***** Data *****

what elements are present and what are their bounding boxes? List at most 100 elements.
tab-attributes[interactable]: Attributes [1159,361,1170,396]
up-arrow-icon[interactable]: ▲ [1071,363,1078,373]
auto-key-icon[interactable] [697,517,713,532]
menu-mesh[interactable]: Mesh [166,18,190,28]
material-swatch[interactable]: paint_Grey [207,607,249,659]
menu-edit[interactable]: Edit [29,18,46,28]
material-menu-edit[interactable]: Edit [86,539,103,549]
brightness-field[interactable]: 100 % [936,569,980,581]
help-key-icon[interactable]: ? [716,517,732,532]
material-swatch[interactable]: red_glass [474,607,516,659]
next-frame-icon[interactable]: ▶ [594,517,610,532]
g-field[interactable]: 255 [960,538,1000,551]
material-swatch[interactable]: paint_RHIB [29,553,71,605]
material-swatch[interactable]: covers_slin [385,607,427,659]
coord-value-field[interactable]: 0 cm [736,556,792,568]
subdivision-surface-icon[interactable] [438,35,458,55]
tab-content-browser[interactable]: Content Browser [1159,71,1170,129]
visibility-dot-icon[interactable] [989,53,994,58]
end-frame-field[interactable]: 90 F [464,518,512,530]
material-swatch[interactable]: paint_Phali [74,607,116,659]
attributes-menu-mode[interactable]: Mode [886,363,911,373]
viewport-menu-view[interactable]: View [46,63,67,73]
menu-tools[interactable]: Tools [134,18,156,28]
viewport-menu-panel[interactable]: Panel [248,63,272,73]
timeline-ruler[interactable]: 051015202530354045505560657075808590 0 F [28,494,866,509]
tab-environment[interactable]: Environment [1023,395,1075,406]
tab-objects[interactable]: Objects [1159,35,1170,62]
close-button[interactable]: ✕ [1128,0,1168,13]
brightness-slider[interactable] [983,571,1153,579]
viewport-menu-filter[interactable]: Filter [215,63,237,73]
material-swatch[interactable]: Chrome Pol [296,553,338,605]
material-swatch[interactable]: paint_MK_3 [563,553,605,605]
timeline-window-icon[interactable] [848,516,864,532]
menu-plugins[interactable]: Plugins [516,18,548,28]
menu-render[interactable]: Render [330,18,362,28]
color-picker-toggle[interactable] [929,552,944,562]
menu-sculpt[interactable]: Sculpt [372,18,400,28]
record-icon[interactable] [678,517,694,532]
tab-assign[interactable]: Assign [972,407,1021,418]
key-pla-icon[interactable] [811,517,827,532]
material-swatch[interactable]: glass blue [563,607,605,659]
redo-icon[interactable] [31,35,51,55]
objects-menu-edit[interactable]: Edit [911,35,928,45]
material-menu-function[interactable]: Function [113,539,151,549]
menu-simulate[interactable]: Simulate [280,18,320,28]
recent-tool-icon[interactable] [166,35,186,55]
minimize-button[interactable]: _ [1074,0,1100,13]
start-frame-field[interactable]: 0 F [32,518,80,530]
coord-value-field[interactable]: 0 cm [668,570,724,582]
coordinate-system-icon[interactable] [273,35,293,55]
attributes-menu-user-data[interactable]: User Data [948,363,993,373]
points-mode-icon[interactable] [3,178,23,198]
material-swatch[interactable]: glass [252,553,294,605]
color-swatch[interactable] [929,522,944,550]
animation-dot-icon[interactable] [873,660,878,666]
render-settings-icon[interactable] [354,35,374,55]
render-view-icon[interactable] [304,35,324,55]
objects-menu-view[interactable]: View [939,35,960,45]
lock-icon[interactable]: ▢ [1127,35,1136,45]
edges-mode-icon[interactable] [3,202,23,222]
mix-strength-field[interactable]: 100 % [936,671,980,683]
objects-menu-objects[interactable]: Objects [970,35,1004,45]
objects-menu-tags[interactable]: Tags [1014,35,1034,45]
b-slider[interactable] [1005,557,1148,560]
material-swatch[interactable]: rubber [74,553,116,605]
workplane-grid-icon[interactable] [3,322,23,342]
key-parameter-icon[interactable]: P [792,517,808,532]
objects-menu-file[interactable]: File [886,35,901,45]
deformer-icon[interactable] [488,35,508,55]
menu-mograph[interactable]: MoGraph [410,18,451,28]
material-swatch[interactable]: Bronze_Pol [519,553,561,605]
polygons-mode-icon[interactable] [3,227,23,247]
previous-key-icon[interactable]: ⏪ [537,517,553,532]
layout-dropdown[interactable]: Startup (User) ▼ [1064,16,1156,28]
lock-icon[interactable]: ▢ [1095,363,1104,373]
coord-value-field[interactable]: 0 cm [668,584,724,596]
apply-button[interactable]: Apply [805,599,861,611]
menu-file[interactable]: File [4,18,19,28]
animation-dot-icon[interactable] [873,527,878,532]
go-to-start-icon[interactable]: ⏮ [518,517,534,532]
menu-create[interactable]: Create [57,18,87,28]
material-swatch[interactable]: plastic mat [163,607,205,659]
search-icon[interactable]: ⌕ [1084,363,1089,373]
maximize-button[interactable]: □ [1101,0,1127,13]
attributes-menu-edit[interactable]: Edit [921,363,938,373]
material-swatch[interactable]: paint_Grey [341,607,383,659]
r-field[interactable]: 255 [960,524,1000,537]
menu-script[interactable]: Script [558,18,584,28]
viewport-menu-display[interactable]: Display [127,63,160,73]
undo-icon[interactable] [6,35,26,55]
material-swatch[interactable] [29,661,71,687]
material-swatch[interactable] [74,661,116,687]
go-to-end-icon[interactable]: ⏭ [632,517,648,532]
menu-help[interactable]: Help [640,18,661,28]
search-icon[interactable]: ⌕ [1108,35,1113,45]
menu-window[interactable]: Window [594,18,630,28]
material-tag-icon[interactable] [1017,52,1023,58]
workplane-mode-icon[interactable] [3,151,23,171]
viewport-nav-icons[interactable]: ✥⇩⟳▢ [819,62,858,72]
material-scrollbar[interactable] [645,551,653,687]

*****

Directive -
Reproduce all of the data above line for line, without changing a single character.

Answer to the task -
what elements are present and what are their bounding boxes? List at most 100 elements.
tab-attributes[interactable]: Attributes [1159,361,1170,396]
up-arrow-icon[interactable]: ▲ [1071,363,1078,373]
auto-key-icon[interactable] [697,517,713,532]
menu-mesh[interactable]: Mesh [166,18,190,28]
material-swatch[interactable]: paint_Grey [207,607,249,659]
menu-edit[interactable]: Edit [29,18,46,28]
material-menu-edit[interactable]: Edit [86,539,103,549]
brightness-field[interactable]: 100 % [936,569,980,581]
help-key-icon[interactable]: ? [716,517,732,532]
material-swatch[interactable]: red_glass [474,607,516,659]
next-frame-icon[interactable]: ▶ [594,517,610,532]
g-field[interactable]: 255 [960,538,1000,551]
material-swatch[interactable]: paint_RHIB [29,553,71,605]
material-swatch[interactable]: covers_slin [385,607,427,659]
coord-value-field[interactable]: 0 cm [736,556,792,568]
subdivision-surface-icon[interactable] [438,35,458,55]
tab-content-browser[interactable]: Content Browser [1159,71,1170,129]
visibility-dot-icon[interactable] [989,53,994,58]
end-frame-field[interactable]: 90 F [464,518,512,530]
material-swatch[interactable]: paint_Phali [74,607,116,659]
attributes-menu-mode[interactable]: Mode [886,363,911,373]
viewport-menu-view[interactable]: View [46,63,67,73]
menu-tools[interactable]: Tools [134,18,156,28]
viewport-menu-panel[interactable]: Panel [248,63,272,73]
timeline-ruler[interactable]: 051015202530354045505560657075808590 0 F [28,494,866,509]
tab-environment[interactable]: Environment [1023,395,1075,406]
tab-objects[interactable]: Objects [1159,35,1170,62]
close-button[interactable]: ✕ [1128,0,1168,13]
brightness-slider[interactable] [983,571,1153,579]
viewport-menu-filter[interactable]: Filter [215,63,237,73]
material-swatch[interactable]: Chrome Pol [296,553,338,605]
material-swatch[interactable]: paint_MK_3 [563,553,605,605]
timeline-window-icon[interactable] [848,516,864,532]
menu-plugins[interactable]: Plugins [516,18,548,28]
menu-render[interactable]: Render [330,18,362,28]
color-picker-toggle[interactable] [929,552,944,562]
menu-sculpt[interactable]: Sculpt [372,18,400,28]
record-icon[interactable] [678,517,694,532]
tab-assign[interactable]: Assign [972,407,1021,418]
key-pla-icon[interactable] [811,517,827,532]
material-swatch[interactable]: glass blue [563,607,605,659]
redo-icon[interactable] [31,35,51,55]
objects-menu-edit[interactable]: Edit [911,35,928,45]
material-menu-function[interactable]: Function [113,539,151,549]
menu-simulate[interactable]: Simulate [280,18,320,28]
recent-tool-icon[interactable] [166,35,186,55]
minimize-button[interactable]: _ [1074,0,1100,13]
start-frame-field[interactable]: 0 F [32,518,80,530]
coord-value-field[interactable]: 0 cm [668,570,724,582]
coordinate-system-icon[interactable] [273,35,293,55]
attributes-menu-user-data[interactable]: User Data [948,363,993,373]
points-mode-icon[interactable] [3,178,23,198]
material-swatch[interactable]: glass [252,553,294,605]
color-swatch[interactable] [929,522,944,550]
animation-dot-icon[interactable] [873,660,878,666]
render-settings-icon[interactable] [354,35,374,55]
render-view-icon[interactable] [304,35,324,55]
objects-menu-view[interactable]: View [939,35,960,45]
lock-icon[interactable]: ▢ [1127,35,1136,45]
edges-mode-icon[interactable] [3,202,23,222]
mix-strength-field[interactable]: 100 % [936,671,980,683]
objects-menu-objects[interactable]: Objects [970,35,1004,45]
objects-menu-tags[interactable]: Tags [1014,35,1034,45]
b-slider[interactable] [1005,557,1148,560]
material-swatch[interactable]: rubber [74,553,116,605]
workplane-grid-icon[interactable] [3,322,23,342]
key-parameter-icon[interactable]: P [792,517,808,532]
objects-menu-file[interactable]: File [886,35,901,45]
deformer-icon[interactable] [488,35,508,55]
menu-mograph[interactable]: MoGraph [410,18,451,28]
material-swatch[interactable]: Bronze_Pol [519,553,561,605]
polygons-mode-icon[interactable] [3,227,23,247]
previous-key-icon[interactable]: ⏪ [537,517,553,532]
layout-dropdown[interactable]: Startup (User) ▼ [1064,16,1156,28]
lock-icon[interactable]: ▢ [1095,363,1104,373]
coord-value-field[interactable]: 0 cm [668,584,724,596]
apply-button[interactable]: Apply [805,599,861,611]
menu-file[interactable]: File [4,18,19,28]
animation-dot-icon[interactable] [873,527,878,532]
go-to-start-icon[interactable]: ⏮ [518,517,534,532]
menu-create[interactable]: Create [57,18,87,28]
material-swatch[interactable]: plastic mat [163,607,205,659]
search-icon[interactable]: ⌕ [1084,363,1089,373]
maximize-button[interactable]: □ [1101,0,1127,13]
attributes-menu-edit[interactable]: Edit [921,363,938,373]
material-swatch[interactable]: paint_Grey [341,607,383,659]
r-field[interactable]: 255 [960,524,1000,537]
menu-script[interactable]: Script [558,18,584,28]
viewport-menu-display[interactable]: Display [127,63,160,73]
undo-icon[interactable] [6,35,26,55]
material-swatch[interactable] [29,661,71,687]
material-swatch[interactable] [74,661,116,687]
go-to-end-icon[interactable]: ⏭ [632,517,648,532]
menu-help[interactable]: Help [640,18,661,28]
search-icon[interactable]: ⌕ [1108,35,1113,45]
menu-window[interactable]: Window [594,18,630,28]
material-tag-icon[interactable] [1017,52,1023,58]
workplane-mode-icon[interactable] [3,151,23,171]
viewport-nav-icons[interactable]: ✥⇩⟳▢ [819,62,858,72]
material-scrollbar[interactable] [645,551,653,687]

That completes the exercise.